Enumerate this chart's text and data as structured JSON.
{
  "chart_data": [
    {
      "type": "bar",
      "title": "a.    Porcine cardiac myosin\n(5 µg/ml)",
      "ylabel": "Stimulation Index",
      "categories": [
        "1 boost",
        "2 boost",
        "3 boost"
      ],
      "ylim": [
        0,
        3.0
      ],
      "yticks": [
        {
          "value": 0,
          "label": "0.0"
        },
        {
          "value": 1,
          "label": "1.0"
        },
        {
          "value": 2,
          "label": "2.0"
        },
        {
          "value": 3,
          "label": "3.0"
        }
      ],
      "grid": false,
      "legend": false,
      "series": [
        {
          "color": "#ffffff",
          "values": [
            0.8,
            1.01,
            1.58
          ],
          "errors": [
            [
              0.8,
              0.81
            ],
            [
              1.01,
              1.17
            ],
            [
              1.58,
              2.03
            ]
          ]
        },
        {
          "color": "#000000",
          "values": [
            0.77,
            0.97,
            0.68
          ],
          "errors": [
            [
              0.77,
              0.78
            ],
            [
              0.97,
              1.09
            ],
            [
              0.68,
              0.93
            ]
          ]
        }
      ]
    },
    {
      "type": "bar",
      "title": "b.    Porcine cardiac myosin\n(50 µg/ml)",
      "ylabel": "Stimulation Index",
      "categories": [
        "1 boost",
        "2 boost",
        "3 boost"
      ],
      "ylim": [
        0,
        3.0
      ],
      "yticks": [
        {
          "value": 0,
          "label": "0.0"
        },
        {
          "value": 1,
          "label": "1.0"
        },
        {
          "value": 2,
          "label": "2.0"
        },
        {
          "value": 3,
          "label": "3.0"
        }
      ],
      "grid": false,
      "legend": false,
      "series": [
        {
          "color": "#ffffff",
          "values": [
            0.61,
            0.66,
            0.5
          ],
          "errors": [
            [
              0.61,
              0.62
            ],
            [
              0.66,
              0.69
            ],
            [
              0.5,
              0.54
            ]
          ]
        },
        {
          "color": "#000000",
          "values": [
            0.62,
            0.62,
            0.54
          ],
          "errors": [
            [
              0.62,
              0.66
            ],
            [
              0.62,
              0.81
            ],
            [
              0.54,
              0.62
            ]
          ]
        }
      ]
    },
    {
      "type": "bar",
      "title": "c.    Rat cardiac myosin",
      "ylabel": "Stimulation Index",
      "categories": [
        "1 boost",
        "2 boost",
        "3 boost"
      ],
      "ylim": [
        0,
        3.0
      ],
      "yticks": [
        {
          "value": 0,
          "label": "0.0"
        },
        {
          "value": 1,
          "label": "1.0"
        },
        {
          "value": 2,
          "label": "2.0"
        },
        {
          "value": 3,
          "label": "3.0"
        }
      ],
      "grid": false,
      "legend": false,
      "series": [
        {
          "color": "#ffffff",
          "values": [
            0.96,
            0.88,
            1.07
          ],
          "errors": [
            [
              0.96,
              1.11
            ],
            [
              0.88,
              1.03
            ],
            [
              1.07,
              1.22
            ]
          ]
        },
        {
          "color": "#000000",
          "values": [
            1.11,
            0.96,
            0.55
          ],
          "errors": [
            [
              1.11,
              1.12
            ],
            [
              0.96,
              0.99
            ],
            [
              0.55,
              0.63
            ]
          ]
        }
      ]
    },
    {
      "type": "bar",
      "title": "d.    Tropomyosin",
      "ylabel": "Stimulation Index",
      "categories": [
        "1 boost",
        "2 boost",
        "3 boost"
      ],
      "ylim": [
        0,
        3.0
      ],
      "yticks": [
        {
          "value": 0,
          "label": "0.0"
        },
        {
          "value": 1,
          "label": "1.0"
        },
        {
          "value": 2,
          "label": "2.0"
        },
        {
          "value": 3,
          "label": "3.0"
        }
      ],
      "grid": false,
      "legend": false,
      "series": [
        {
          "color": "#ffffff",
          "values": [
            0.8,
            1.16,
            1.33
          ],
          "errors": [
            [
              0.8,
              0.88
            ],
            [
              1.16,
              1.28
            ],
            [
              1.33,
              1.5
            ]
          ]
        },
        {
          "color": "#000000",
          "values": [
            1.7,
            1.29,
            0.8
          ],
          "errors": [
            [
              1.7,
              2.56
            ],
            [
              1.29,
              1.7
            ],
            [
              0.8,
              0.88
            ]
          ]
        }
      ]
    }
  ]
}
----
# [Required work]
Each line must be given again exactly as written above.

# [Finished exercise]
Enumerate this chart's text and data as structured JSON.
{
  "chart_data": [
    {
      "type": "bar",
      "title": "a.    Porcine cardiac myosin\n(5 µg/ml)",
      "ylabel": "Stimulation Index",
      "categories": [
        "1 boost",
        "2 boost",
        "3 boost"
      ],
      "ylim": [
        0,
        3.0
      ],
      "yticks": [
        {
          "value": 0,
          "label": "0.0"
        },
        {
          "value": 1,
          "label": "1.0"
        },
        {
          "value": 2,
          "label": "2.0"
        },
        {
          "value": 3,
          "label": "3.0"
        }
      ],
      "grid": false,
      "legend": false,
      "series": [
        {
          "color": "#ffffff",
          "values": [
            0.8,
            1.01,
            1.58
          ],
          "errors": [
            [
              0.8,
              0.81
            ],
            [
              1.01,
              1.17
            ],
            [
              1.58,
              2.03
            ]
          ]
        },
        {
          "color": "#000000",
          "values": [
            0.77,
            0.97,
            0.68
          ],
          "errors": [
            [
              0.77,
              0.78
            ],
            [
              0.97,
              1.09
            ],
            [
              0.68,
              0.93
            ]
          ]
        }
      ]
    },
    {
      "type": "bar",
      "title": "b.    Porcine cardiac myosin\n(50 µg/ml)",
      "ylabel": "Stimulation Index",
      "categories": [
        "1 boost",
        "2 boost",
        "3 boost"
      ],
      "ylim": [
        0,
        3.0
      ],
      "yticks": [
        {
          "value": 0,
          "label": "0.0"
        },
        {
          "value": 1,
          "label": "1.0"
        },
        {
          "value": 2,
          "label": "2.0"
        },
        {
          "value": 3,
          "label": "3.0"
        }
      ],
      "grid": false,
      "legend": false,
      "series": [
        {
          "color": "#ffffff",
          "values": [
            0.61,
            0.66,
            0.5
          ],
          "errors": [
            [
              0.61,
              0.62
            ],
            [
              0.66,
              0.69
            ],
            [
              0.5,
              0.54
            ]
          ]
        },
        {
          "color": "#000000",
          "values": [
            0.62,
            0.62,
            0.54
          ],
          "errors": [
            [
              0.62,
              0.66
            ],
            [
              0.62,
              0.81
            ],
            [
              0.54,
              0.62
            ]
          ]
        }
      ]
    },
    {
      "type": "bar",
      "title": "c.    Rat cardiac myosin",
      "ylabel": "Stimulation Index",
      "categories": [
        "1 boost",
        "2 boost",
        "3 boost"
      ],
      "ylim": [
        0,
        3.0
      ],
      "yticks": [
        {
          "value": 0,
          "label": "0.0"
        },
        {
          "value": 1,
          "label": "1.0"
        },
        {
          "value": 2,
          "label": "2.0"
        },
        {
          "value": 3,
          "label": "3.0"
        }
      ],
      "grid": false,
      "legend": false,
      "series": [
        {
          "color": "#ffffff",
          "values": [
            0.96,
            0.88,
            1.07
          ],
          "errors": [
            [
              0.96,
              1.11
            ],
            [
              0.88,
              1.03
            ],
            [
              1.07,
              1.22
            ]
          ]
        },
        {
          "color": "#000000",
          "values": [
            1.11,
            0.96,
            0.55
          ],
          "errors": [
            [
              1.11,
              1.12
            ],
            [
              0.96,
              0.99
            ],
            [
              0.55,
              0.63
            ]
          ]
        }
      ]
    },
    {
      "type": "bar",
      "title": "d.    Tropomyosin",
      "ylabel": "Stimulation Index",
      "categories": [
        "1 boost",
        "2 boost",
        "3 boost"
      ],
      "ylim": [
        0,
        3.0
      ],
      "yticks": [
        {
          "value": 0,
          "label": "0.0"
        },
        {
          "value": 1,
          "label": "1.0"
        },
        {
          "value": 2,
          "label": "2.0"
        },
        {
          "value": 3,
          "label": "3.0"
        }
      ],
      "grid": false,
      "legend": false,
      "series": [
        {
          "color": "#ffffff",
          "values": [
            0.8,
            1.16,
            1.33
          ],
          "errors": [
            [
              0.8,
              0.88
            ],
            [
              1.16,
              1.28
            ],
            [
              1.33,
              1.5
            ]
          ]
        },
        {
          "color": "#000000",
          "values": [
            1.7,
            1.29,
            0.8
          ],
          "errors": [
            [
              1.7,
              2.56
            ],
            [
              1.29,
              1.7
            ],
            [
              0.8,
              0.88
            ]
          ]
        }
      ]
    }
  ]
}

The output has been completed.